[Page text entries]
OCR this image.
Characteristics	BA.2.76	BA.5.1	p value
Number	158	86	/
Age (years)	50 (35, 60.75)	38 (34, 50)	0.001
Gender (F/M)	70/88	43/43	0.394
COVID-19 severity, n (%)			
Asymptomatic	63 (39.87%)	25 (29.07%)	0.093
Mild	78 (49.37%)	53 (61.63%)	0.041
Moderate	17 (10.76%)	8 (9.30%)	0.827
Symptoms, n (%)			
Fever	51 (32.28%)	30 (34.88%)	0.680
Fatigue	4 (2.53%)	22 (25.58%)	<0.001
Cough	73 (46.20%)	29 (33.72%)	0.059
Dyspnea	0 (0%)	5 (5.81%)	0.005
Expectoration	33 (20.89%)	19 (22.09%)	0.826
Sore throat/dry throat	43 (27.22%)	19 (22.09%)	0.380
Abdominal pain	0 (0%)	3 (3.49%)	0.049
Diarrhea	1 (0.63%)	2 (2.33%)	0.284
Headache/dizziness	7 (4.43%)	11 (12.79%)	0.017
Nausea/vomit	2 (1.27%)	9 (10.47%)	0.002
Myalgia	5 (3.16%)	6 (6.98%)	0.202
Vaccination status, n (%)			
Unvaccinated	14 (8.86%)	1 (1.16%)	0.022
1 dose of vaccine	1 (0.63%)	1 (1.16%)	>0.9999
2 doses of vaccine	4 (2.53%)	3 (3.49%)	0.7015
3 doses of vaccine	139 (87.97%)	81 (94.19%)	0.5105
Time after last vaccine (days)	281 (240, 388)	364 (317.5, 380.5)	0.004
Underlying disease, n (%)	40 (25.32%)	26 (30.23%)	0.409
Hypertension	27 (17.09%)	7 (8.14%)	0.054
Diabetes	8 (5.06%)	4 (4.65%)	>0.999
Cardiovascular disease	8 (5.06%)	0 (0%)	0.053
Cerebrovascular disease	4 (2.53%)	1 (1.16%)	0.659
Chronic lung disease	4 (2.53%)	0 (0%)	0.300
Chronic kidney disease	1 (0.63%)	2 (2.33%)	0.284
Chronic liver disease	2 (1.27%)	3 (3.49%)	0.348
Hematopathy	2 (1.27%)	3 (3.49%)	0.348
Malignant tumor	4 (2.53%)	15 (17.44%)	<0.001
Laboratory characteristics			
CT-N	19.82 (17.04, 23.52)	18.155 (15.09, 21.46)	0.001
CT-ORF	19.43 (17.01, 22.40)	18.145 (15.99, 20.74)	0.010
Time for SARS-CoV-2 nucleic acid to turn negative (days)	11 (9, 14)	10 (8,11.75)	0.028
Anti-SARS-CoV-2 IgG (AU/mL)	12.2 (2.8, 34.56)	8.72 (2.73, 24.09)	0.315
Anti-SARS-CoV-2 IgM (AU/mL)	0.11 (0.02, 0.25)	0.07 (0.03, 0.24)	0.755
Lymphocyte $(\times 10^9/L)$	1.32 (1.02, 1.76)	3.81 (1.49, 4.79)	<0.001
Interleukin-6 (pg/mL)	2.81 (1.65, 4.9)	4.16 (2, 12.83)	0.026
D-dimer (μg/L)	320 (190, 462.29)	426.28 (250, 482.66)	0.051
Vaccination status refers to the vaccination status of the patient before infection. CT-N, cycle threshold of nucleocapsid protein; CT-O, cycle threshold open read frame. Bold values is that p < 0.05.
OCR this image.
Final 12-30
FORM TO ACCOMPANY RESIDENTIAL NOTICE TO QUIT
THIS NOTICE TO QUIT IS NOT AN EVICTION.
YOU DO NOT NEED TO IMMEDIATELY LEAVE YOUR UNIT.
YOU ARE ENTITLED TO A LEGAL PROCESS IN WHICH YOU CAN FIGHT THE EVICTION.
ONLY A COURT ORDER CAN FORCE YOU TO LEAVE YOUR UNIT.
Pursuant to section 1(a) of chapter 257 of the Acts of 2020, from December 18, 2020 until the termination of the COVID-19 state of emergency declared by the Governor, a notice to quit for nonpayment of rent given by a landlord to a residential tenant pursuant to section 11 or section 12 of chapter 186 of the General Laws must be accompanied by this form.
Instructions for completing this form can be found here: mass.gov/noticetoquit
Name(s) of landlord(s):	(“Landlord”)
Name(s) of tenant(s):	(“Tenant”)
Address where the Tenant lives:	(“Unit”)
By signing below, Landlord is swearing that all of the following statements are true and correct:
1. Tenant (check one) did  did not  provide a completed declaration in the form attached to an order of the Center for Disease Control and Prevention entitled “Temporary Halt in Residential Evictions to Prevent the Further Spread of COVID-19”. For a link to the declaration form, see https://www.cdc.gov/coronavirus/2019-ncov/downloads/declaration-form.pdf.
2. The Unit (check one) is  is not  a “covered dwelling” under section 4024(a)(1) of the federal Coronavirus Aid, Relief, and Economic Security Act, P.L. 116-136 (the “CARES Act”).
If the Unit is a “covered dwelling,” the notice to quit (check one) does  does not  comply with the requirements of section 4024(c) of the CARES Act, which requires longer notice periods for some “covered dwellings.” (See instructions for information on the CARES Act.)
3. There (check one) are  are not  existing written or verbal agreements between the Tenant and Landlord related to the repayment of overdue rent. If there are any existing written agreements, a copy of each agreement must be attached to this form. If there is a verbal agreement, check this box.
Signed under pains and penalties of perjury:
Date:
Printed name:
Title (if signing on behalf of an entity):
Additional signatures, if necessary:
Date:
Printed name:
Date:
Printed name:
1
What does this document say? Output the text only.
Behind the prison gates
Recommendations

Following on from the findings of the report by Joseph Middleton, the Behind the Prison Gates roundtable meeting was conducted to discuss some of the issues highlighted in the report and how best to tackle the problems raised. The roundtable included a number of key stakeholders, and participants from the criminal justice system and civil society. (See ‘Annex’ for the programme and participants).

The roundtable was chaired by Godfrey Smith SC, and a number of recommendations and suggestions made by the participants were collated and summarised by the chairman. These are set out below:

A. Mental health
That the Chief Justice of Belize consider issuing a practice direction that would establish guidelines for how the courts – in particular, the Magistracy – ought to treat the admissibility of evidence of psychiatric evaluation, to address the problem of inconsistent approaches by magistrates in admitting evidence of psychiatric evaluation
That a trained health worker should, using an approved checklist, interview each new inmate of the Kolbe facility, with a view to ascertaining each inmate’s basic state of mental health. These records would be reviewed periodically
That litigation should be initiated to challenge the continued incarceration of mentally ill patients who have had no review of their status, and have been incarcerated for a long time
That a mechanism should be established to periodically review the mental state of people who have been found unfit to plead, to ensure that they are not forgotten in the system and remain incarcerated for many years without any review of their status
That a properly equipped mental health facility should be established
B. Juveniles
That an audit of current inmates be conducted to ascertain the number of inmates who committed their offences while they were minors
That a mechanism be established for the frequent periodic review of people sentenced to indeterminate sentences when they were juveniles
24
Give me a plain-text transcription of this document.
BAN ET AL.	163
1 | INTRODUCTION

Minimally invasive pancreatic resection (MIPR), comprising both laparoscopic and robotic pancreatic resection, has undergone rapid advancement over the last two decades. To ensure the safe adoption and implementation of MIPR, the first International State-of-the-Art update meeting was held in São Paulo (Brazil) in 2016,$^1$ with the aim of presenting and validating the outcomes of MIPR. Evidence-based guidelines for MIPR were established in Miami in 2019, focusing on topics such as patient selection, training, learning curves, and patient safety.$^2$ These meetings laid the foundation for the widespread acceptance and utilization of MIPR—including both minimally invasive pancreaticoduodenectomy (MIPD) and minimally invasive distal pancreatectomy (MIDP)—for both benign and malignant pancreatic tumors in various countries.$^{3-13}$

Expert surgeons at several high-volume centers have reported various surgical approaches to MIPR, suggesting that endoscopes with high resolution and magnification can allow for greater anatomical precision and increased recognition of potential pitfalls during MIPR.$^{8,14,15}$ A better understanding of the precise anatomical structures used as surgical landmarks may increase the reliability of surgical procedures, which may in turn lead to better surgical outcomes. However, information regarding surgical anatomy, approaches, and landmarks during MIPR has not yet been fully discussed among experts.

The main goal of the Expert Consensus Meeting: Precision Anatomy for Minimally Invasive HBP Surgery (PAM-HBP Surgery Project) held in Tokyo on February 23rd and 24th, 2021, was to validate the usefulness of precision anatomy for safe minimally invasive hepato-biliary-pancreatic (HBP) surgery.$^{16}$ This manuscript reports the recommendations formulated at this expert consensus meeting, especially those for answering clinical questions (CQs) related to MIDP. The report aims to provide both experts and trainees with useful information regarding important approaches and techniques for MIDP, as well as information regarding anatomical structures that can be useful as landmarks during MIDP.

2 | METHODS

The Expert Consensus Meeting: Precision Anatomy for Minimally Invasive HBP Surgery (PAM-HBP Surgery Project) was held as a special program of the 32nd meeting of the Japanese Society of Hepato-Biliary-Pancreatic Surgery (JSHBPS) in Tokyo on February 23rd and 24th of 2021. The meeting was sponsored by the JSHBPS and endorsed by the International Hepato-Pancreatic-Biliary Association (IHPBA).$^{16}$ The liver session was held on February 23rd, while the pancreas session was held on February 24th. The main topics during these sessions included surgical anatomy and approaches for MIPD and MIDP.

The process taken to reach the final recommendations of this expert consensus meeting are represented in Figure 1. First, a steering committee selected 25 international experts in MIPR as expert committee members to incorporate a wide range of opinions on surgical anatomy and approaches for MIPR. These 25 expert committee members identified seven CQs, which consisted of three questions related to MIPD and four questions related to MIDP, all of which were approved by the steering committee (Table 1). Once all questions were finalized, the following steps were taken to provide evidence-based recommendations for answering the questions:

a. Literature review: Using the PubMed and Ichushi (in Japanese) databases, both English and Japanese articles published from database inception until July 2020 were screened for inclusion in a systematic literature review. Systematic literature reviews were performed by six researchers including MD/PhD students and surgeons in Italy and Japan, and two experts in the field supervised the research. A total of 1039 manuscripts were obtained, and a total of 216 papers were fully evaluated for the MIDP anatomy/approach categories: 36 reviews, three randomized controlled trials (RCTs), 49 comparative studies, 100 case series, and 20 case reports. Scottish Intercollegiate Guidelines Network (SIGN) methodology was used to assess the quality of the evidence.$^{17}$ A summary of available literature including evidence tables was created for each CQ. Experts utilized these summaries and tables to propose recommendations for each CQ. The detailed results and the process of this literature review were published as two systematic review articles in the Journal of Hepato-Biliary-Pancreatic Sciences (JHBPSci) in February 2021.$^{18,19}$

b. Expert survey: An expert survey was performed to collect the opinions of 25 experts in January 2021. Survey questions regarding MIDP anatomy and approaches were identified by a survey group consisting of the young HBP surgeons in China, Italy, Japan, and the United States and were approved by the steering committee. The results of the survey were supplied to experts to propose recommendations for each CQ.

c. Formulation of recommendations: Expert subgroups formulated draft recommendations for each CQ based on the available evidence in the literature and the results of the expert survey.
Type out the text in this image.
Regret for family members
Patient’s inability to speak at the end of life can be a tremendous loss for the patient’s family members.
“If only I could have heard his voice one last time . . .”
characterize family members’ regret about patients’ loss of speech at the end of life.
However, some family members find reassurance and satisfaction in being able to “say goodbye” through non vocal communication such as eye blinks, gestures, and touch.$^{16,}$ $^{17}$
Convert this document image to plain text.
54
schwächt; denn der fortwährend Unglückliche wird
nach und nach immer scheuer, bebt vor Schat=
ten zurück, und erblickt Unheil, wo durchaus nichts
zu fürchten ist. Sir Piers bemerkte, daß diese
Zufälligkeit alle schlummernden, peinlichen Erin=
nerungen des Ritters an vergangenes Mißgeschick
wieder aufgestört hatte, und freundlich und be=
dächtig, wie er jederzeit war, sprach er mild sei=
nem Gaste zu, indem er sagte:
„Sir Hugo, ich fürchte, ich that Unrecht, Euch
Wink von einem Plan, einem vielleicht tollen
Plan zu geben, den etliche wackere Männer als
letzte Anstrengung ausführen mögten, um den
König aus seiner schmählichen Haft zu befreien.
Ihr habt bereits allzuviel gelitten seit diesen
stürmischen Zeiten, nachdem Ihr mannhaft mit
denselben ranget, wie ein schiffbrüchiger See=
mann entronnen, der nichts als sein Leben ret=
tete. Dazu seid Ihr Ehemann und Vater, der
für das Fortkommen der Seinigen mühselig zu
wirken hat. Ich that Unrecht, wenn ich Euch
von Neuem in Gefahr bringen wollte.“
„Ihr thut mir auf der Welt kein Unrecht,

Task item:
The response must contain exactly the lines from the one with "Convert this document image to plain text." to the end of the entries above, both included, and nothing more.

Response below:
Convert this document image to plain text.
54
schwächt; denn der fortwährend Unglückliche wird
nach und nach immer scheuer, bebt vor Schat=
ten zurück, und erblickt Unheil, wo durchaus nichts
zu fürchten ist. Sir Piers bemerkte, daß diese
Zufälligkeit alle schlummernden, peinlichen Erin=
nerungen des Ritters an vergangenes Mißgeschick
wieder aufgestört hatte, und freundlich und be=
dächtig, wie er jederzeit war, sprach er mild sei=
nem Gaste zu, indem er sagte:
„Sir Hugo, ich fürchte, ich that Unrecht, Euch
Wink von einem Plan, einem vielleicht tollen
Plan zu geben, den etliche wackere Männer als
letzte Anstrengung ausführen mögten, um den
König aus seiner schmählichen Haft zu befreien.
Ihr habt bereits allzuviel gelitten seit diesen
stürmischen Zeiten, nachdem Ihr mannhaft mit
denselben ranget, wie ein schiffbrüchiger See=
mann entronnen, der nichts als sein Leben ret=
tete. Dazu seid Ihr Ehemann und Vater, der
für das Fortkommen der Seinigen mühselig zu
wirken hat. Ich that Unrecht, wenn ich Euch
von Neuem in Gefahr bringen wollte.“
„Ihr thut mir auf der Welt kein Unrecht,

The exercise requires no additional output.